(Dataset items)

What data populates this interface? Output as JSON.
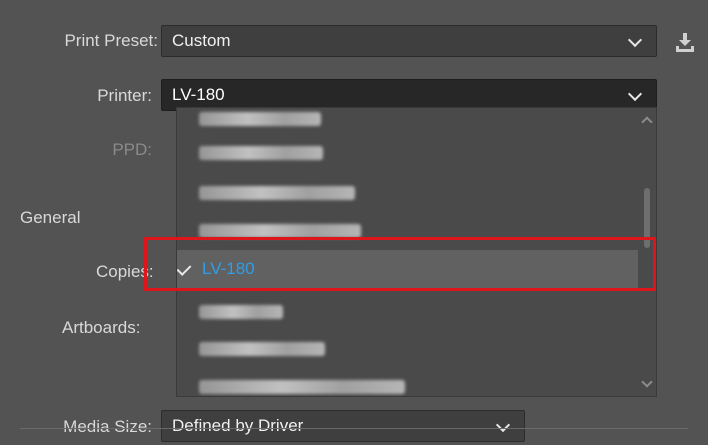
{
  "form": {
    "print_preset_label": "Print Preset:",
    "print_preset_value": "Custom",
    "printer_label": "Printer:",
    "printer_value": "LV-180",
    "ppd_label": "PPD:",
    "general_label": "General",
    "copies_label": "Copies:",
    "artboards_label": "Artboards:",
    "media_size_label": "Media Size:",
    "media_size_value": "Defined by Driver"
  },
  "printer_dropdown": {
    "selected": "LV-180",
    "items": [
      "[redacted]",
      "[redacted]",
      "[redacted]",
      "[redacted]",
      "LV-180",
      "[redacted]",
      "[redacted]",
      "[redacted]"
    ]
  },
  "icons": {
    "download": "download-icon",
    "check": "check-icon",
    "chevron": "chevron-down-icon"
  },
  "colors": {
    "selected_text": "#2f9ee6",
    "highlight_border": "#e0141b",
    "panel_bg": "#535353"
  }
}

**DIRECTION:**
Repeat all the data as it stands, dropping any images it holds.

**THE COMPLETED TASK:**
What data populates this interface? Output as JSON.
{
  "form": {
    "print_preset_label": "Print Preset:",
    "print_preset_value": "Custom",
    "printer_label": "Printer:",
    "printer_value": "LV-180",
    "ppd_label": "PPD:",
    "general_label": "General",
    "copies_label": "Copies:",
    "artboards_label": "Artboards:",
    "media_size_label": "Media Size:",
    "media_size_value": "Defined by Driver"
  },
  "printer_dropdown": {
    "selected": "LV-180",
    "items": [
      "[redacted]",
      "[redacted]",
      "[redacted]",
      "[redacted]",
      "LV-180",
      "[redacted]",
      "[redacted]",
      "[redacted]"
    ]
  },
  "icons": {
    "download": "download-icon",
    "check": "check-icon",
    "chevron": "chevron-down-icon"
  },
  "colors": {
    "selected_text": "#2f9ee6",
    "highlight_border": "#e0141b",
    "panel_bg": "#535353"
  }
}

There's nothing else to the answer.